Work to be completed:
Every line of the records below should be restated exactly.

----- Raw records -----

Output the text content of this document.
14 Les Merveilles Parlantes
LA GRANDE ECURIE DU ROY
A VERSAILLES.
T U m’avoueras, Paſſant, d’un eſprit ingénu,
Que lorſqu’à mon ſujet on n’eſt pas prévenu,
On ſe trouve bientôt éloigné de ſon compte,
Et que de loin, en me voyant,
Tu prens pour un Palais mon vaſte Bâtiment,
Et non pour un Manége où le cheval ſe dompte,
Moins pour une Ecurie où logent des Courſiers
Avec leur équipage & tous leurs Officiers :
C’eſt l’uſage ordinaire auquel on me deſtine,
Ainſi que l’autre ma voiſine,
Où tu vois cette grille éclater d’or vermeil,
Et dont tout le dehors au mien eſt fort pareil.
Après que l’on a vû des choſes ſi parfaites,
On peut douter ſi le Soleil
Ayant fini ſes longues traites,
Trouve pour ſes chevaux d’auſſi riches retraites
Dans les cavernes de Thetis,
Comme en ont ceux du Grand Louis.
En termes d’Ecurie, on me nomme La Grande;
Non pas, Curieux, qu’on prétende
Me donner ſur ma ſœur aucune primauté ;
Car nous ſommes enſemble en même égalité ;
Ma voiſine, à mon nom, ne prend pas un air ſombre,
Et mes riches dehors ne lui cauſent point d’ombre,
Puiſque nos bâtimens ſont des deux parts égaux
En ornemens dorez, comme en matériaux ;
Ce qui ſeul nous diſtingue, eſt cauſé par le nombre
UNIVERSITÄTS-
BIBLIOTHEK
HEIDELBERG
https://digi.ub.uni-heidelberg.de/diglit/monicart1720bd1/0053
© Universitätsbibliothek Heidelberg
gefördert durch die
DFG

-----

Solution below:
Output the text content of this document.
14 Les Merveilles Parlantes
LA GRANDE ECURIE DU ROY
A VERSAILLES.
T U m’avoueras, Paſſant, d’un eſprit ingénu,
Que lorſqu’à mon ſujet on n’eſt pas prévenu,
On ſe trouve bientôt éloigné de ſon compte,
Et que de loin, en me voyant,
Tu prens pour un Palais mon vaſte Bâtiment,
Et non pour un Manége où le cheval ſe dompte,
Moins pour une Ecurie où logent des Courſiers
Avec leur équipage & tous leurs Officiers :
C’eſt l’uſage ordinaire auquel on me deſtine,
Ainſi que l’autre ma voiſine,
Où tu vois cette grille éclater d’or vermeil,
Et dont tout le dehors au mien eſt fort pareil.
Après que l’on a vû des choſes ſi parfaites,
On peut douter ſi le Soleil
Ayant fini ſes longues traites,
Trouve pour ſes chevaux d’auſſi riches retraites
Dans les cavernes de Thetis,
Comme en ont ceux du Grand Louis.
En termes d’Ecurie, on me nomme La Grande;
Non pas, Curieux, qu’on prétende
Me donner ſur ma ſœur aucune primauté ;
Car nous ſommes enſemble en même égalité ;
Ma voiſine, à mon nom, ne prend pas un air ſombre,
Et mes riches dehors ne lui cauſent point d’ombre,
Puiſque nos bâtimens ſont des deux parts égaux
En ornemens dorez, comme en matériaux ;
Ce qui ſeul nous diſtingue, eſt cauſé par le nombre
UNIVERSITÄTS-
BIBLIOTHEK
HEIDELBERG
https://digi.ub.uni-heidelberg.de/diglit/monicart1720bd1/0053
© Universitätsbibliothek Heidelberg
gefördert durch die
DFG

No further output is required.